**Written exercise**
Copy all entries without alteration and skip the pictures they hold.

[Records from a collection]
⁂
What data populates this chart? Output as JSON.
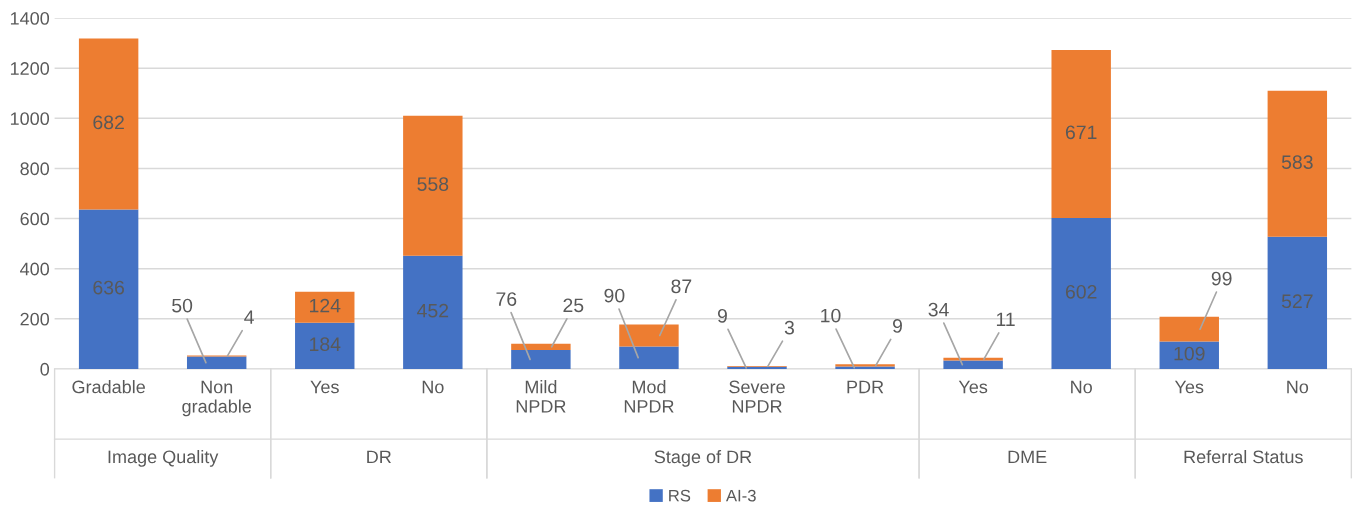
{
  "chart_data": {
    "type": "bar",
    "stacked": true,
    "categories": [
      "Gradable",
      "Non\ngradable",
      "Yes",
      "No",
      "Mild\nNPDR",
      "Mod\nNPDR",
      "Severe\nNPDR",
      "PDR",
      "Yes",
      "No",
      "Yes",
      "No"
    ],
    "series": [
      {
        "name": "RS",
        "color": "#4472c4",
        "values": [
          636,
          50,
          184,
          452,
          76,
          90,
          9,
          10,
          34,
          602,
          109,
          527
        ]
      },
      {
        "name": "AI-3",
        "color": "#ed7d31",
        "values": [
          682,
          4,
          124,
          558,
          25,
          87,
          3,
          9,
          11,
          671,
          99,
          583
        ]
      }
    ],
    "annotations": [
      "Image Quality",
      "DR",
      "Stage of DR",
      "DME",
      "Referral Status"
    ],
    "ylim": [
      0,
      1400
    ],
    "yticks": [
      0,
      200,
      400,
      600,
      800,
      1000,
      1200,
      1400
    ],
    "grid": "y",
    "legend": "bottom",
    "data_labels": true
  }
}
⁂
**Solution below**
What data populates this chart? Output as JSON.
{
  "chart_data": {
    "type": "bar",
    "stacked": true,
    "categories": [
      "Gradable",
      "Non\ngradable",
      "Yes",
      "No",
      "Mild\nNPDR",
      "Mod\nNPDR",
      "Severe\nNPDR",
      "PDR",
      "Yes",
      "No",
      "Yes",
      "No"
    ],
    "series": [
      {
        "name": "RS",
        "color": "#4472c4",
        "values": [
          636,
          50,
          184,
          452,
          76,
          90,
          9,
          10,
          34,
          602,
          109,
          527
        ]
      },
      {
        "name": "AI-3",
        "color": "#ed7d31",
        "values": [
          682,
          4,
          124,
          558,
          25,
          87,
          3,
          9,
          11,
          671,
          99,
          583
        ]
      }
    ],
    "annotations": [
      "Image Quality",
      "DR",
      "Stage of DR",
      "DME",
      "Referral Status"
    ],
    "ylim": [
      0,
      1400
    ],
    "yticks": [
      0,
      200,
      400,
      600,
      800,
      1000,
      1200,
      1400
    ],
    "grid": "y",
    "legend": "bottom",
    "data_labels": true
  }
}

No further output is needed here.